— BEGIN Records for this task —

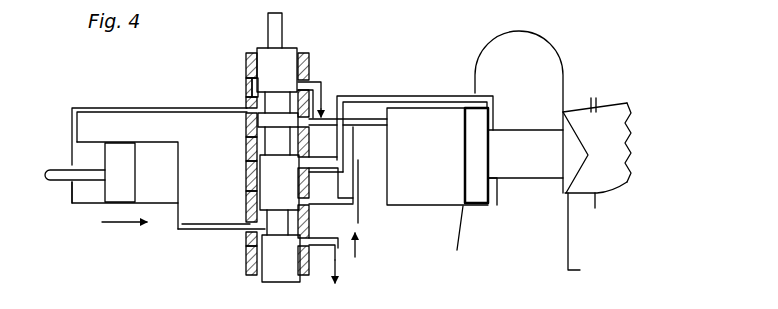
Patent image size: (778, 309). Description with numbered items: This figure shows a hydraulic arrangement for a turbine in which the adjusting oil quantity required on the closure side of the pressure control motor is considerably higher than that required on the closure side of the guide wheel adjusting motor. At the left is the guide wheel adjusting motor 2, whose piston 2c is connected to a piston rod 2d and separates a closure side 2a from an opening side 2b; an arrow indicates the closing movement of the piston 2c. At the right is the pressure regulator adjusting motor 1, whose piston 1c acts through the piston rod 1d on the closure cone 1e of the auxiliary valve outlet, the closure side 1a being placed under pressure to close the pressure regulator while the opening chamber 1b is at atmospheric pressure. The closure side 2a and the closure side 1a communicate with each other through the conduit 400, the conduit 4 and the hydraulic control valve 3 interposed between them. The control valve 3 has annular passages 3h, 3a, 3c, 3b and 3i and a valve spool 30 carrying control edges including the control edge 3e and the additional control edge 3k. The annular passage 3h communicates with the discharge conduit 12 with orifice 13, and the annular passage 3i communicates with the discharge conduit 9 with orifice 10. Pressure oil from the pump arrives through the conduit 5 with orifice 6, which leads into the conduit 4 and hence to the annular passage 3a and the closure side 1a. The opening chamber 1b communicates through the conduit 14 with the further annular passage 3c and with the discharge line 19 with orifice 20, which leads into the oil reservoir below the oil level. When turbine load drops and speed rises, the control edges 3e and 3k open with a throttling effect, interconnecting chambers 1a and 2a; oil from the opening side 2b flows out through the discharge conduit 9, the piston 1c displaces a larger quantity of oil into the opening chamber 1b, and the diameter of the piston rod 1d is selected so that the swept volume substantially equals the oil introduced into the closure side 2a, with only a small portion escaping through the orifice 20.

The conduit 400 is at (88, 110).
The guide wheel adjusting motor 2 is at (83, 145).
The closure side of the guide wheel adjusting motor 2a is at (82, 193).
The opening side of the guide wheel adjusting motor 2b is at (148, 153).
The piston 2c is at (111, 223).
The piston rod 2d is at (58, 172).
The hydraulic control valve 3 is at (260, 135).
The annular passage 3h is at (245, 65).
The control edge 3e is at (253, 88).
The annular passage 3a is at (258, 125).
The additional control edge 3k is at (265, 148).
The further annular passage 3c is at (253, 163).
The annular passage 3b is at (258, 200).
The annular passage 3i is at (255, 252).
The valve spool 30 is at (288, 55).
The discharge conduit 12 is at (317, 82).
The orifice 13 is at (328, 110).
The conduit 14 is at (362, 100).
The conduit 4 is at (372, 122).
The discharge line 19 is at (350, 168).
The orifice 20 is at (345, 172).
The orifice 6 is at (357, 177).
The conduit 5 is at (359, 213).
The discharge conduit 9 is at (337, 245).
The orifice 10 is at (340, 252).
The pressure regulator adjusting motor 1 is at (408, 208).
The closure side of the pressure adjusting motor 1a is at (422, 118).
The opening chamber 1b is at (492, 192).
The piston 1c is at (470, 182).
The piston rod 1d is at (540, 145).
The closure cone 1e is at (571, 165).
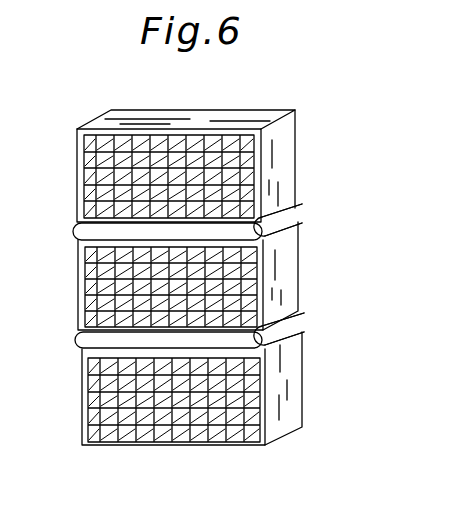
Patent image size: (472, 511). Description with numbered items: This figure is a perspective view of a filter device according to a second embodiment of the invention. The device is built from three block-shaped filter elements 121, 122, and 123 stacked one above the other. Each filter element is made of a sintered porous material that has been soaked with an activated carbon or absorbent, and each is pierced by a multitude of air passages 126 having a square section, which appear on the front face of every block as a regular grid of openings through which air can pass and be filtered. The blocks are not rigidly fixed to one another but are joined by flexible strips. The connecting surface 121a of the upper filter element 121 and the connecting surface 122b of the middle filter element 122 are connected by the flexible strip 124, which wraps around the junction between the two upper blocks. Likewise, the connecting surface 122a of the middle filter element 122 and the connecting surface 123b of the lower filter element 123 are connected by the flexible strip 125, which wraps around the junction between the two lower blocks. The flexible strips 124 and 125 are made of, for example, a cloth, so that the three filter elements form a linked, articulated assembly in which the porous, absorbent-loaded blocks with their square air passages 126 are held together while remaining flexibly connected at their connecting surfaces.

— END Records for this task —

**What is asked:** Rewrite the material from its beginning through the line containing "The closure side of the guide wheel adjusting motor 2a" as a JSON list of strings with one string per line, omitting blank lines and leaving the pictures out.

**Full response:**
[
  "Patent image size: (778, 309). Description with numbered items: This figure shows a hydraulic arrangement for a turbine in which the adjusting oil quantity required on the closure side of the pressure control motor is considerably higher than that required on the closure side of the guide wheel adjusting motor. At the left is the guide wheel adjusting motor 2, whose piston 2c is connected to a piston rod 2d and separates a closure side 2a from an opening side 2b; an arrow indicates the closing movement of the piston 2c. At the right is the pressure regulator adjusting motor 1, whose piston 1c acts through the piston rod 1d on the closure cone 1e of the auxiliary valve outlet, the closure side 1a being placed under pressure to close the pressure regulator while the opening chamber 1b is at atmospheric pressure. The closure side 2a and the closure side 1a communicate with each other through the conduit 400, the conduit 4 and the hydraulic control valve 3 interposed between them. The control valve 3 has annular passages 3h, 3a, 3c, 3b and 3i and a valve spool 30 carrying control edges including the control edge 3e and the additional control edge 3k. The annular passage 3h communicates with the discharge conduit 12 with orifice 13, and the annular passage 3i communicates with the discharge conduit 9 with orifice 10. Pressure oil from the pump arrives through the conduit 5 with orifice 6, which leads into the conduit 4 and hence to the annular passage 3a and the closure side 1a. The opening chamber 1b communicates through the conduit 14 with the further annular passage 3c and with the discharge line 19 with orifice 20, which leads into the oil reservoir below the oil level. When turbine load drops and speed rises, the control edges 3e and 3k open with a throttling effect, interconnecting chambers 1a and 2a; oil from the opening side 2b flows out through the discharge conduit 9, the piston 1c displaces a larger quantity of oil into the opening chamber 1b, and the diameter of the piston rod 1d is selected so that the swept volume substantially equals the oil introduced into the closure side 2a, with only a small portion escaping through the orifice 20.",
  "The conduit 400 is at (88, 110).",
  "The guide wheel adjusting motor 2 is at (83, 145).",
  "The closure side of the guide wheel adjusting motor 2a is at (82, 193)."
]